| Task statement |
Give every line again exactly as it appears, please, but not the pictures.

| Extracted records |
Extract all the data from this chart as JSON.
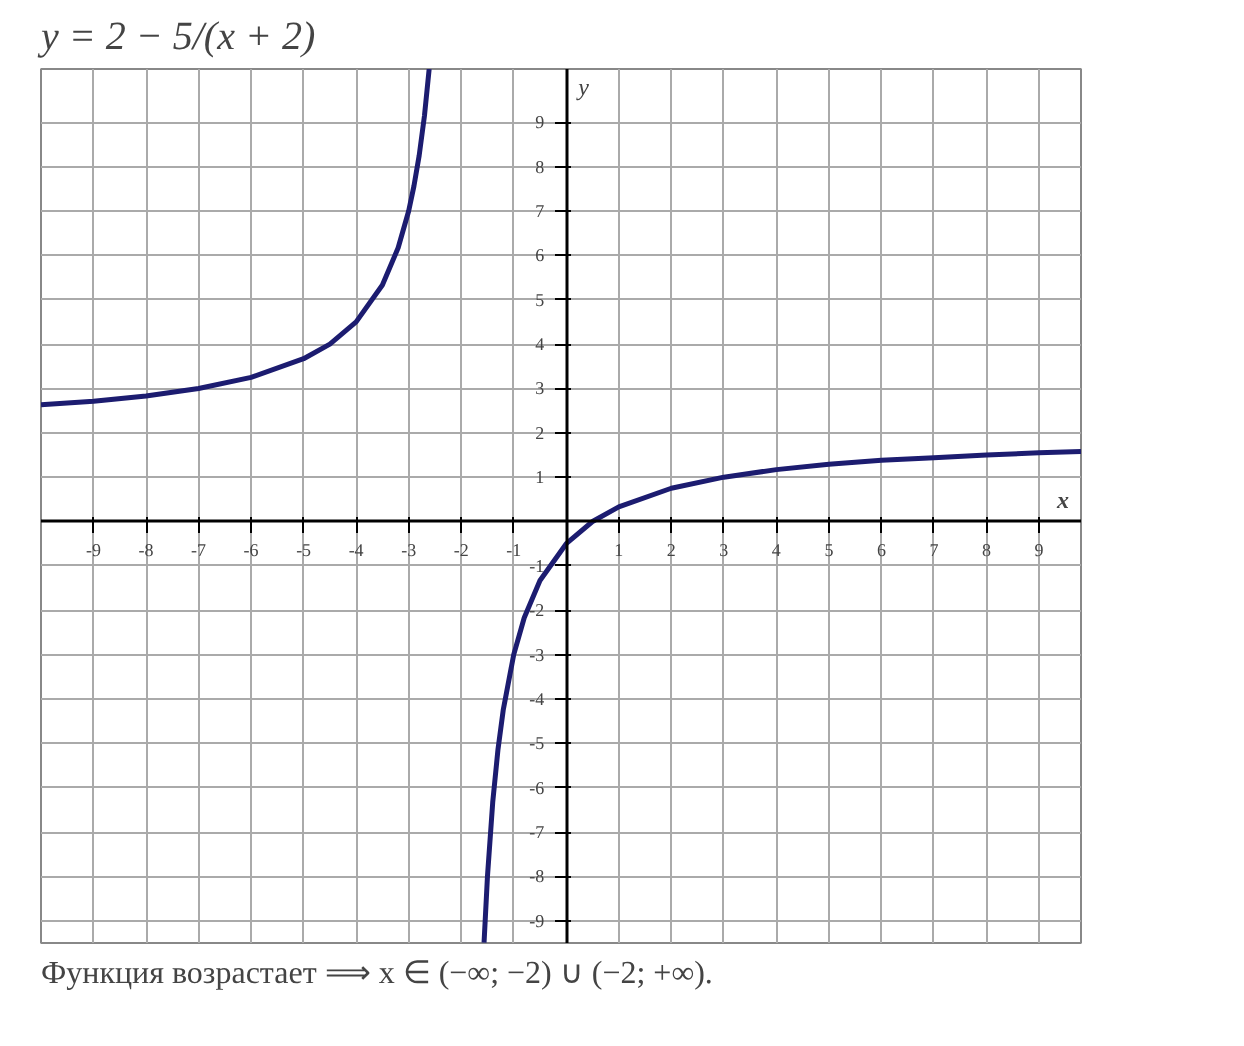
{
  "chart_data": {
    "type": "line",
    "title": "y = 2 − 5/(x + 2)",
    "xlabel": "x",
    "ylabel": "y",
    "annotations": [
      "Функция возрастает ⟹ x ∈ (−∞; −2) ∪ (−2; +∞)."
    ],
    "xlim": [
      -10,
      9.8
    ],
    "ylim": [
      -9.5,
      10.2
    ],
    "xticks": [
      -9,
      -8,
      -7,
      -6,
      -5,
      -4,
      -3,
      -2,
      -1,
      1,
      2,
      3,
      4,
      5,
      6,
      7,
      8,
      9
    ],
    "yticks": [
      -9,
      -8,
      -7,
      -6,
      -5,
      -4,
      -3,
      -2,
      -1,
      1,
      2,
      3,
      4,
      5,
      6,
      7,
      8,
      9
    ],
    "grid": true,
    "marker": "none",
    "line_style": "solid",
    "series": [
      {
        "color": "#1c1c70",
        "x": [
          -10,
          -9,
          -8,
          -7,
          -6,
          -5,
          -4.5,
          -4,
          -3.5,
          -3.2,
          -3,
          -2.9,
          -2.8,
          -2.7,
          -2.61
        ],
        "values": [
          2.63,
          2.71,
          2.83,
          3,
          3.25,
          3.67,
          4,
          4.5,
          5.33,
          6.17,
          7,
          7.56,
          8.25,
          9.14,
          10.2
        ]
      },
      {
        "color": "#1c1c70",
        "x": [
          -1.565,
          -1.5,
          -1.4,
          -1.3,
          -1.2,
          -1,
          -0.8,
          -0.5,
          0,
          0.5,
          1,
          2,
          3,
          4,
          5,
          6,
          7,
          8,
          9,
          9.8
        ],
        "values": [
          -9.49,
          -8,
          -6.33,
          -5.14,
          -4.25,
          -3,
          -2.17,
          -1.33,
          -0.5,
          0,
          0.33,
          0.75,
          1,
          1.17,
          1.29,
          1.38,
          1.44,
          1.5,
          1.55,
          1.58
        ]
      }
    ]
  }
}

| Task response |
Extract all the data from this chart as JSON.
{
  "chart_data": {
    "type": "line",
    "title": "y = 2 − 5/(x + 2)",
    "xlabel": "x",
    "ylabel": "y",
    "annotations": [
      "Функция возрастает ⟹ x ∈ (−∞; −2) ∪ (−2; +∞)."
    ],
    "xlim": [
      -10,
      9.8
    ],
    "ylim": [
      -9.5,
      10.2
    ],
    "xticks": [
      -9,
      -8,
      -7,
      -6,
      -5,
      -4,
      -3,
      -2,
      -1,
      1,
      2,
      3,
      4,
      5,
      6,
      7,
      8,
      9
    ],
    "yticks": [
      -9,
      -8,
      -7,
      -6,
      -5,
      -4,
      -3,
      -2,
      -1,
      1,
      2,
      3,
      4,
      5,
      6,
      7,
      8,
      9
    ],
    "grid": true,
    "marker": "none",
    "line_style": "solid",
    "series": [
      {
        "color": "#1c1c70",
        "x": [
          -10,
          -9,
          -8,
          -7,
          -6,
          -5,
          -4.5,
          -4,
          -3.5,
          -3.2,
          -3,
          -2.9,
          -2.8,
          -2.7,
          -2.61
        ],
        "values": [
          2.63,
          2.71,
          2.83,
          3,
          3.25,
          3.67,
          4,
          4.5,
          5.33,
          6.17,
          7,
          7.56,
          8.25,
          9.14,
          10.2
        ]
      },
      {
        "color": "#1c1c70",
        "x": [
          -1.565,
          -1.5,
          -1.4,
          -1.3,
          -1.2,
          -1,
          -0.8,
          -0.5,
          0,
          0.5,
          1,
          2,
          3,
          4,
          5,
          6,
          7,
          8,
          9,
          9.8
        ],
        "values": [
          -9.49,
          -8,
          -6.33,
          -5.14,
          -4.25,
          -3,
          -2.17,
          -1.33,
          -0.5,
          0,
          0.33,
          0.75,
          1,
          1.17,
          1.29,
          1.38,
          1.44,
          1.5,
          1.55,
          1.58
        ]
      }
    ]
  }
}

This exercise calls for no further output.